Problem requirements: Send back the entries below exactly as they appear.

Begin Data listing

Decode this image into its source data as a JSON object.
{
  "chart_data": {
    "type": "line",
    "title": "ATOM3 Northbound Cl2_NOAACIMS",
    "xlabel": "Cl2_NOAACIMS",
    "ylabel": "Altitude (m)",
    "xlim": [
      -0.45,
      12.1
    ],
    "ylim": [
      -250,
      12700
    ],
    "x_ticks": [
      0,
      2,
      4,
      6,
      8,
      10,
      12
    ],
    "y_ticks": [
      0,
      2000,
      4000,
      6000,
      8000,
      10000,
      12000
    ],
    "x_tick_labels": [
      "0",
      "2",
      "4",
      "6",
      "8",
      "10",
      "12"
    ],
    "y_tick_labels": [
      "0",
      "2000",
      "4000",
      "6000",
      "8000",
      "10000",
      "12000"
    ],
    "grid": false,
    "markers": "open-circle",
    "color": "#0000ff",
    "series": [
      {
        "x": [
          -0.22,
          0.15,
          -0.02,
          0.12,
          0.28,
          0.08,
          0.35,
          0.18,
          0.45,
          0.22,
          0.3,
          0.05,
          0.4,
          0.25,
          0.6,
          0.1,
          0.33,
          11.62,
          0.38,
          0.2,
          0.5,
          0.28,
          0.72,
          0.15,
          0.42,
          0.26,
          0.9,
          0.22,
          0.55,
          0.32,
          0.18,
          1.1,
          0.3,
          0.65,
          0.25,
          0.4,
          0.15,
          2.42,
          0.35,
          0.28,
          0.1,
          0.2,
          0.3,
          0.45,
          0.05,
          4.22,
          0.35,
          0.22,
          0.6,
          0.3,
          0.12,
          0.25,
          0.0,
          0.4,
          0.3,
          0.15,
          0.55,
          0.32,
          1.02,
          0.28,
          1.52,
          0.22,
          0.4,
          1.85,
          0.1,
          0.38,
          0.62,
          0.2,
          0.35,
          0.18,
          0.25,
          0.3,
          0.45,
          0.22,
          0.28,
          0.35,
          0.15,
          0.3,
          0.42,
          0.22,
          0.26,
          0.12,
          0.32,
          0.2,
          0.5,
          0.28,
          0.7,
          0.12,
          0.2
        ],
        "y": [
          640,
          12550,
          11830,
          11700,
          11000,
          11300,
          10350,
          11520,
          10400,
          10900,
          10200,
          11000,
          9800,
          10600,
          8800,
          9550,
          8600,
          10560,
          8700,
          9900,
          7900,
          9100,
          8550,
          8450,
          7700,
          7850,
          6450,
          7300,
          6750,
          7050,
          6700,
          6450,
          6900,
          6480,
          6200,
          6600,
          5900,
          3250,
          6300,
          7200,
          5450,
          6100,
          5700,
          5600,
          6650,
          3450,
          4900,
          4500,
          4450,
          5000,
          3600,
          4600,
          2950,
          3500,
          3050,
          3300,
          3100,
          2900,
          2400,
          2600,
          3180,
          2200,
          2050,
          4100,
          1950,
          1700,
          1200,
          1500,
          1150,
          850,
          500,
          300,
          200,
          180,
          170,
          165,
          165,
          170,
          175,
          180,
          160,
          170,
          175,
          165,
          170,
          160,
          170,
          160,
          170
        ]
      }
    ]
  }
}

End Data listing

Solution to this task:
Decode this image into its source data as a JSON object.
{
  "chart_data": {
    "type": "line",
    "title": "ATOM3 Northbound Cl2_NOAACIMS",
    "xlabel": "Cl2_NOAACIMS",
    "ylabel": "Altitude (m)",
    "xlim": [
      -0.45,
      12.1
    ],
    "ylim": [
      -250,
      12700
    ],
    "x_ticks": [
      0,
      2,
      4,
      6,
      8,
      10,
      12
    ],
    "y_ticks": [
      0,
      2000,
      4000,
      6000,
      8000,
      10000,
      12000
    ],
    "x_tick_labels": [
      "0",
      "2",
      "4",
      "6",
      "8",
      "10",
      "12"
    ],
    "y_tick_labels": [
      "0",
      "2000",
      "4000",
      "6000",
      "8000",
      "10000",
      "12000"
    ],
    "grid": false,
    "markers": "open-circle",
    "color": "#0000ff",
    "series": [
      {
        "x": [
          -0.22,
          0.15,
          -0.02,
          0.12,
          0.28,
          0.08,
          0.35,
          0.18,
          0.45,
          0.22,
          0.3,
          0.05,
          0.4,
          0.25,
          0.6,
          0.1,
          0.33,
          11.62,
          0.38,
          0.2,
          0.5,
          0.28,
          0.72,
          0.15,
          0.42,
          0.26,
          0.9,
          0.22,
          0.55,
          0.32,
          0.18,
          1.1,
          0.3,
          0.65,
          0.25,
          0.4,
          0.15,
          2.42,
          0.35,
          0.28,
          0.1,
          0.2,
          0.3,
          0.45,
          0.05,
          4.22,
          0.35,
          0.22,
          0.6,
          0.3,
          0.12,
          0.25,
          0.0,
          0.4,
          0.3,
          0.15,
          0.55,
          0.32,
          1.02,
          0.28,
          1.52,
          0.22,
          0.4,
          1.85,
          0.1,
          0.38,
          0.62,
          0.2,
          0.35,
          0.18,
          0.25,
          0.3,
          0.45,
          0.22,
          0.28,
          0.35,
          0.15,
          0.3,
          0.42,
          0.22,
          0.26,
          0.12,
          0.32,
          0.2,
          0.5,
          0.28,
          0.7,
          0.12,
          0.2
        ],
        "y": [
          640,
          12550,
          11830,
          11700,
          11000,
          11300,
          10350,
          11520,
          10400,
          10900,
          10200,
          11000,
          9800,
          10600,
          8800,
          9550,
          8600,
          10560,
          8700,
          9900,
          7900,
          9100,
          8550,
          8450,
          7700,
          7850,
          6450,
          7300,
          6750,
          7050,
          6700,
          6450,
          6900,
          6480,
          6200,
          6600,
          5900,
          3250,
          6300,
          7200,
          5450,
          6100,
          5700,
          5600,
          6650,
          3450,
          4900,
          4500,
          4450,
          5000,
          3600,
          4600,
          2950,
          3500,
          3050,
          3300,
          3100,
          2900,
          2400,
          2600,
          3180,
          2200,
          2050,
          4100,
          1950,
          1700,
          1200,
          1500,
          1150,
          850,
          500,
          300,
          200,
          180,
          170,
          165,
          165,
          170,
          175,
          180,
          160,
          170,
          175,
          165,
          170,
          160,
          170,
          160,
          170
        ]
      }
    ]
  }
}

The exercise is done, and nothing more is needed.